Extract provided >>
•••••

    This is great way.
    But, If three.osf for three then then what about three.ss01. Will it be three.ss01.osf?
    can we use 2 suffixes after one after other like acutecomb.narrow.case or acutecomb.narrow.caps for narrow caps? 
    If not then how can we use?
  • John Hudson
    John Hudson Posts: 3,227
    It may be helpful to understand the whole background of .suffix use in glyph names.

    As stated elsewhere in this thread, glyph name can be arbitrary. Many of my fonts use glyph names that are specific to the way I work, are not recognised by tools without the custom name mapping files I use, and are not parseable by downstream software such as Adobe Acrobat. The latter is important in this discussion, because the convention of using names with dot-separated suffixes was defined by Adobe specifically to assist Acrobat parsing of glyph names. The context for this parsing is PDF documents that have been distilled from a print stream, i.e. from a source that does not include the original Unicode character codes. Adobe wants PDF content to be searchable and available to accessibility tools such as screen-readers. This means that they want Acrobat to be able to reconstruct the text content of print-distilled PDFs, and the mechanism they rely on to do this is parsing the names of the glyphs in the embedded fonts in the PDF. In order for this to work, they need fonts to use a set of conventions that map from glyph names to Unicode characters. The suffix convention is a way to name unencoded variants, in which the portion of the name to the left of the dot is parseable as mapping to a Unicode character, and the portion to the right of the dot is an arbitrary suffix that is ignored by Acrobat.

•••••

Data excerpts >>

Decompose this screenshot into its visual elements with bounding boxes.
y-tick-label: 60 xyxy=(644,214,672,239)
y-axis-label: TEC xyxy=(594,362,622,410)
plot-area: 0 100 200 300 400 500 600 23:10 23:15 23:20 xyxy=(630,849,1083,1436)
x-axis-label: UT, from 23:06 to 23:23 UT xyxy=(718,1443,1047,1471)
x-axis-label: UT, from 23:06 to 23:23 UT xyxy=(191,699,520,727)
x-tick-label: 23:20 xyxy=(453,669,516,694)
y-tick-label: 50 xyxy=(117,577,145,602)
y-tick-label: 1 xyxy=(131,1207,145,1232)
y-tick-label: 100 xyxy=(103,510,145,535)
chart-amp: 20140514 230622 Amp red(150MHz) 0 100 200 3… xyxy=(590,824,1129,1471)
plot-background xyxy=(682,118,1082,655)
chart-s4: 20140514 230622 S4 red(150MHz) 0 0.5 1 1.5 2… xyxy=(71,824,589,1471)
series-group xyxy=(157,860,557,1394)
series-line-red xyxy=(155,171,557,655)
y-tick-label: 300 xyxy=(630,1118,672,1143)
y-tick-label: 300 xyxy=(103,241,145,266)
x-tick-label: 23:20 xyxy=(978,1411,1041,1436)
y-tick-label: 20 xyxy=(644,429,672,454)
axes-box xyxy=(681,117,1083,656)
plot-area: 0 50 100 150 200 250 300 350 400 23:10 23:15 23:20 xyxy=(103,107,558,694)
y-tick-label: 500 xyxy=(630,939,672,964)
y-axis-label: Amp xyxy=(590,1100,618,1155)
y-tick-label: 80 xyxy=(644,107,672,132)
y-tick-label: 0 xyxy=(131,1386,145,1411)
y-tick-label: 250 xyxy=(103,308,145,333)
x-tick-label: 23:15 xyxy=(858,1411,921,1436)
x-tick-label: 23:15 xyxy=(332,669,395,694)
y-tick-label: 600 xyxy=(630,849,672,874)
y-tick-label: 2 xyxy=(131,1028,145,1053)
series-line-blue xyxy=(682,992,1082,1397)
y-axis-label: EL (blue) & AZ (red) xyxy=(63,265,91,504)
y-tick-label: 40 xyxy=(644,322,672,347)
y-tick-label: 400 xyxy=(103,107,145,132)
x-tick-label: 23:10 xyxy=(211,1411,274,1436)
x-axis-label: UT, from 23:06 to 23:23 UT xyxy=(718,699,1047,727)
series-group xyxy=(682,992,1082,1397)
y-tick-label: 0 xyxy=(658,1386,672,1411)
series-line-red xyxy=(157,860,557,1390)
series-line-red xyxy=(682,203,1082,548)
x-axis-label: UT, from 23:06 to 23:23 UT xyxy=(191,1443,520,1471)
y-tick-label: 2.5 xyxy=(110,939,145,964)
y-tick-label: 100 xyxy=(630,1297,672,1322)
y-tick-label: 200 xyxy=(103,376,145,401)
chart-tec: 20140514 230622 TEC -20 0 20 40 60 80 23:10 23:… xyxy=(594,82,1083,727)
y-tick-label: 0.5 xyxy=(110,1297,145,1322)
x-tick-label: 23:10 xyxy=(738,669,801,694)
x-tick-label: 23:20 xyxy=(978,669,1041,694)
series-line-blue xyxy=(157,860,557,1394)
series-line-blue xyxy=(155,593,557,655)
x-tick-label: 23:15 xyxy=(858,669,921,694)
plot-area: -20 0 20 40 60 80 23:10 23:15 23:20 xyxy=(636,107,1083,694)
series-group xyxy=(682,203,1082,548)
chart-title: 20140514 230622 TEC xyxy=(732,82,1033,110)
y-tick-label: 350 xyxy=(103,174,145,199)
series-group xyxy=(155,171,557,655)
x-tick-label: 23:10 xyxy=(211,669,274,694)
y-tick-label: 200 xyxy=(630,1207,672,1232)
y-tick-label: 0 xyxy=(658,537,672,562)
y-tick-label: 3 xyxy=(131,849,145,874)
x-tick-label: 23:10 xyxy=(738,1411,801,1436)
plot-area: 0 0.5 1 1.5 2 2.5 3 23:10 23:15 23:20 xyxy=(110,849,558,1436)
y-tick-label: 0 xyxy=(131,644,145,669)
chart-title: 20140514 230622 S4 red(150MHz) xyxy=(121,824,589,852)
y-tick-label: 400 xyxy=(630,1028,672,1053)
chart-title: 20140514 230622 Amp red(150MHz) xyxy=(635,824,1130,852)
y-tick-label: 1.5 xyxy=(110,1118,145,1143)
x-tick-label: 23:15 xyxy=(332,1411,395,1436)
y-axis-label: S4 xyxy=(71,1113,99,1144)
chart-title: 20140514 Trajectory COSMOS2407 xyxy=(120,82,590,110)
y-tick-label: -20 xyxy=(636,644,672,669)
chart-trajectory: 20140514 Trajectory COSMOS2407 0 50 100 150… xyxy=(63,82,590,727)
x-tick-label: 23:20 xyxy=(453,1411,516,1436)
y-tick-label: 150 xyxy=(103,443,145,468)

•••••

Work instruction >> Quote the forum post on glyph name suffixes, starting at the words "This is great" and ending after "can we use?". The material has no connection to the forum post on glyph name suffixes.

Written response >>
This is great way.
    But, If three.osf for three then then what about three.ss01. Will it be three.ss01.osf?
    can we use 2 suffixes after one after other like acutecomb.narrow.case or acutecomb.narrow.caps for narrow caps? 
    If not then how can we use?